• **Problem description**:
Locate and copy each line in the data that contains the word "einstaklinga".

[Extracted material start]

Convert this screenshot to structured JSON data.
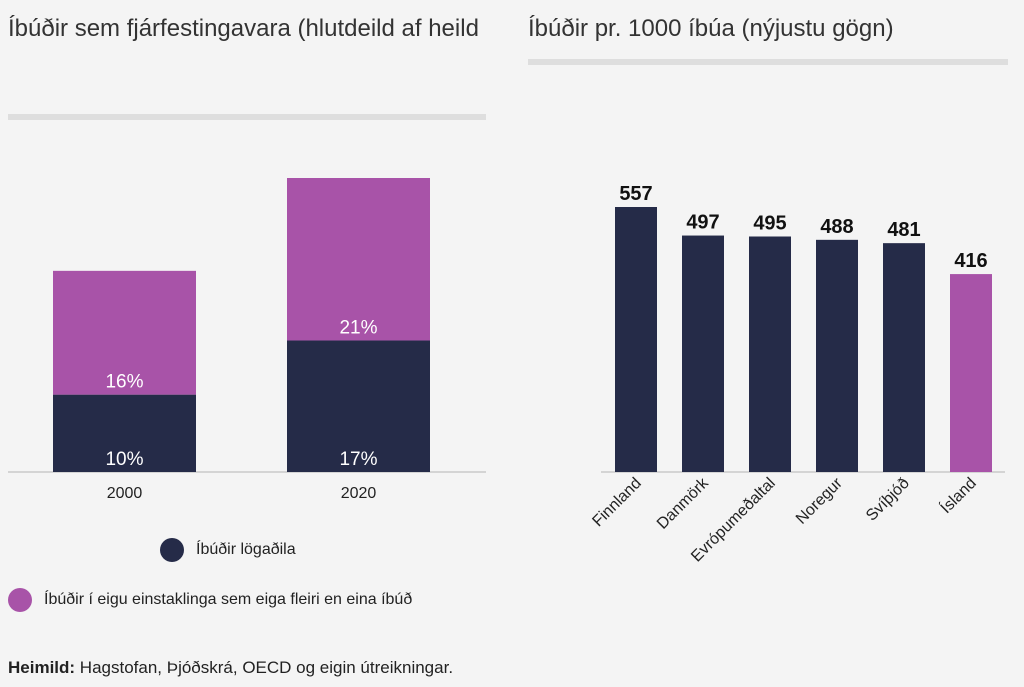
{
  "colors": {
    "navy": "#252b48",
    "purple": "#a853a8",
    "axis": "#b5b5b5"
  },
  "left_title": "Íbúðir sem fjárfestingavara (hlutdeild af heild",
  "right_title": "Íbúðir pr. 1000 íbúa (nýjustu gögn)",
  "legend": {
    "corporate": "Íbúðir lögaðila",
    "multi_owner": "Íbúðir í eigu einstaklinga sem eiga fleiri en eina íbúð"
  },
  "source": {
    "label": "Heimild:",
    "text": " Hagstofan, Þjóðskrá, OECD og eigin útreikningar."
  },
  "chart_data": [
    {
      "type": "bar",
      "stacked": true,
      "title": "Íbúðir sem fjárfestingavara (hlutdeild af heild",
      "categories": [
        "2000",
        "2020"
      ],
      "series": [
        {
          "name": "Íbúðir lögaðila",
          "values": [
            10,
            17
          ],
          "labels": [
            "10%",
            "17%"
          ],
          "color": "#252b48"
        },
        {
          "name": "Íbúðir í eigu einstaklinga sem eiga fleiri en eina íbúð",
          "values": [
            16,
            21
          ],
          "labels": [
            "16%",
            "21%"
          ],
          "color": "#a853a8"
        }
      ],
      "ylim": [
        0,
        40
      ],
      "legend": "bottom"
    },
    {
      "type": "bar",
      "title": "Íbúðir pr. 1000 íbúa (nýjustu gögn)",
      "categories": [
        "Finnland",
        "Danmörk",
        "Evrópumeðaltal",
        "Noregur",
        "Svíþjóð",
        "Ísland"
      ],
      "values": [
        557,
        497,
        495,
        488,
        481,
        416
      ],
      "labels": [
        "557",
        "497",
        "495",
        "488",
        "481",
        "416"
      ],
      "highlight": "Ísland",
      "ylim": [
        0,
        600
      ]
    }
  ]
}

[Extracted material end]

• **Finished answer**:
    "multi_owner": "Íbúðir í eigu einstaklinga sem eiga fleiri en eina íbúð"
          "name": "Íbúðir í eigu einstaklinga sem eiga fleiri en eina íbúð",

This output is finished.